Stored entries

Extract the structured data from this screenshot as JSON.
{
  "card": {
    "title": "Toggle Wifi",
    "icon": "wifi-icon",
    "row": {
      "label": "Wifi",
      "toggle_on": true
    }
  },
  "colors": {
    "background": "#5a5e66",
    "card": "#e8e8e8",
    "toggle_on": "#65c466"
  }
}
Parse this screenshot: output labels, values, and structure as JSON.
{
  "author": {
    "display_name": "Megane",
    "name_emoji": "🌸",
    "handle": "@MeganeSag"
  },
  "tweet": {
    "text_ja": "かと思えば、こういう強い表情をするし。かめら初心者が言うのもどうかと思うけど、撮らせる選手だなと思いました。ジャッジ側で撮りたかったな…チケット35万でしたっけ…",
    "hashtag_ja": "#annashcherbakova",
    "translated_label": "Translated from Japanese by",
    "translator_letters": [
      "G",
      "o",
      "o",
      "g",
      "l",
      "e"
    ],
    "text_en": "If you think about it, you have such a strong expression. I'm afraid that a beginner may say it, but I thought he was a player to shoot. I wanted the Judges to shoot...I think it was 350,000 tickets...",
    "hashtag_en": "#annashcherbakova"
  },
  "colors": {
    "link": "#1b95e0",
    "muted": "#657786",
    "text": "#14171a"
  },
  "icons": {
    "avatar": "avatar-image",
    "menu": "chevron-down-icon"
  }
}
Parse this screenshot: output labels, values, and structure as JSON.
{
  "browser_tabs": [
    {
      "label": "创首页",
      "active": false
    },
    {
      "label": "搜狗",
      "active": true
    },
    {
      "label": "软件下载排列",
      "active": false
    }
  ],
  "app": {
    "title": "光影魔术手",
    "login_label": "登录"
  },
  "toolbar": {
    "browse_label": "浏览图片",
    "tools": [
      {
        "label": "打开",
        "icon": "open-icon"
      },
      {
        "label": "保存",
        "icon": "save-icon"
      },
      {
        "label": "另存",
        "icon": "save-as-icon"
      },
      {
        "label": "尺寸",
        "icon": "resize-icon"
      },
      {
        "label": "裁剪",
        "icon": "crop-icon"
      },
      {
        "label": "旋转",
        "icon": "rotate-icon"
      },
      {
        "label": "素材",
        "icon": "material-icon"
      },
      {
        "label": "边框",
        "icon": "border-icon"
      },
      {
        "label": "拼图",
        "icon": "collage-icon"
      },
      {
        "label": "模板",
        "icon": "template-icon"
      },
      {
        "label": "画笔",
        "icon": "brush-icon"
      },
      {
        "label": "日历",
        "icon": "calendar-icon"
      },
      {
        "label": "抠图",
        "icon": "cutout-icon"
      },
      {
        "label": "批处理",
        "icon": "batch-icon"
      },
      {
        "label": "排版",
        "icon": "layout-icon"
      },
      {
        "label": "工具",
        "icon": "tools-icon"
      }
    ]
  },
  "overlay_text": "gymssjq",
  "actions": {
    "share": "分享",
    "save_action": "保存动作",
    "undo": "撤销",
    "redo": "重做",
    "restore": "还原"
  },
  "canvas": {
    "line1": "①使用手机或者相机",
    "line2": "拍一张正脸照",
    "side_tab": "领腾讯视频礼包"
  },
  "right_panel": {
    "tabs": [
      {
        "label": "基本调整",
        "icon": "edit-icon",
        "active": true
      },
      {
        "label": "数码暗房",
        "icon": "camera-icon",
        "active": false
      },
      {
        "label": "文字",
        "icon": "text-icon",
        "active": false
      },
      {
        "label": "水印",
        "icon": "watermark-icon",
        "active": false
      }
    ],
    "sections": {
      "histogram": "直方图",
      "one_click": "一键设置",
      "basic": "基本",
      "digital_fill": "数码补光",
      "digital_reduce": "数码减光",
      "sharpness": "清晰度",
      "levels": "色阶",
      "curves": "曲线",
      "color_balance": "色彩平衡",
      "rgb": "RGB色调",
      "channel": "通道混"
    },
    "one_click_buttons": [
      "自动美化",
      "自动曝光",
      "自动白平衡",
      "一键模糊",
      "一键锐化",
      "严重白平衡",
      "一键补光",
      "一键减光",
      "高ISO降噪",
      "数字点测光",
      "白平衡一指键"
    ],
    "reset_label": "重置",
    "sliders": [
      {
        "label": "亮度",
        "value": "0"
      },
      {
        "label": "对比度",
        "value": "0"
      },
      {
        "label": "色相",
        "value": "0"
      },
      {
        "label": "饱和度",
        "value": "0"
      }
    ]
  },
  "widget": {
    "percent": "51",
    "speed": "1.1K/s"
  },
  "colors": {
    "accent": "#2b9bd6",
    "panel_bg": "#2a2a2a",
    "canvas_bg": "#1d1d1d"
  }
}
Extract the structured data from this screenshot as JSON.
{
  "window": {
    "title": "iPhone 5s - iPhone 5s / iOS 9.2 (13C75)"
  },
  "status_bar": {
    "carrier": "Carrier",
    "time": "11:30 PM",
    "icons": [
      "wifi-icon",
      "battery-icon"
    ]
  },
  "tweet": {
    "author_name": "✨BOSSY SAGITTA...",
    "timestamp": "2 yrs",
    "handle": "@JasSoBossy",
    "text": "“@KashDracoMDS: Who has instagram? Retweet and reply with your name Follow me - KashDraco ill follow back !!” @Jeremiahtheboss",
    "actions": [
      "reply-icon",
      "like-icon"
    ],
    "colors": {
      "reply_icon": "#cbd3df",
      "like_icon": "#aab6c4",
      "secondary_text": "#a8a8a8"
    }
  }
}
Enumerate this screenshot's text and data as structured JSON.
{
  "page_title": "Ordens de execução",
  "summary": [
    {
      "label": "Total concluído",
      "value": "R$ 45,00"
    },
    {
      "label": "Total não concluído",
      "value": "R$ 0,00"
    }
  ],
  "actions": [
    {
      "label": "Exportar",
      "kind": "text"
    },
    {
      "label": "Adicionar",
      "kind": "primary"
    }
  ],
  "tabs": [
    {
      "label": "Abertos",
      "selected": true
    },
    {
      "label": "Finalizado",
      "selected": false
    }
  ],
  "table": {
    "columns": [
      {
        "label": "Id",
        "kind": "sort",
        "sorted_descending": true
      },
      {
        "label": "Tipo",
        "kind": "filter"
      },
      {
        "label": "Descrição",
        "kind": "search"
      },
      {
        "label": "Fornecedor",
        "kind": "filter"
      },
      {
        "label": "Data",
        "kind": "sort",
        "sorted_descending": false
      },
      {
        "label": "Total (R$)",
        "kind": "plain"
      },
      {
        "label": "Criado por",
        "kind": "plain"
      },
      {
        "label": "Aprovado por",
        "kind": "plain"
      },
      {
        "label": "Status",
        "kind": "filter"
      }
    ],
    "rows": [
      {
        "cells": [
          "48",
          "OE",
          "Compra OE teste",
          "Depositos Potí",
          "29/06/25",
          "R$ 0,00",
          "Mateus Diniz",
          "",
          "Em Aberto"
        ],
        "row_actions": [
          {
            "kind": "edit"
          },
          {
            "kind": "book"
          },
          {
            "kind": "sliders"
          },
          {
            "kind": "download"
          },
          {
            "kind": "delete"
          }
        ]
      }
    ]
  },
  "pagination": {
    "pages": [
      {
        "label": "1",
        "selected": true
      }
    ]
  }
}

> _Required task_:
Please list every line of the records that contains "Total".

> _Expected answer_:
      "label": "Total concluído",
      "label": "Total não concluído",
        "label": "Total (R$)",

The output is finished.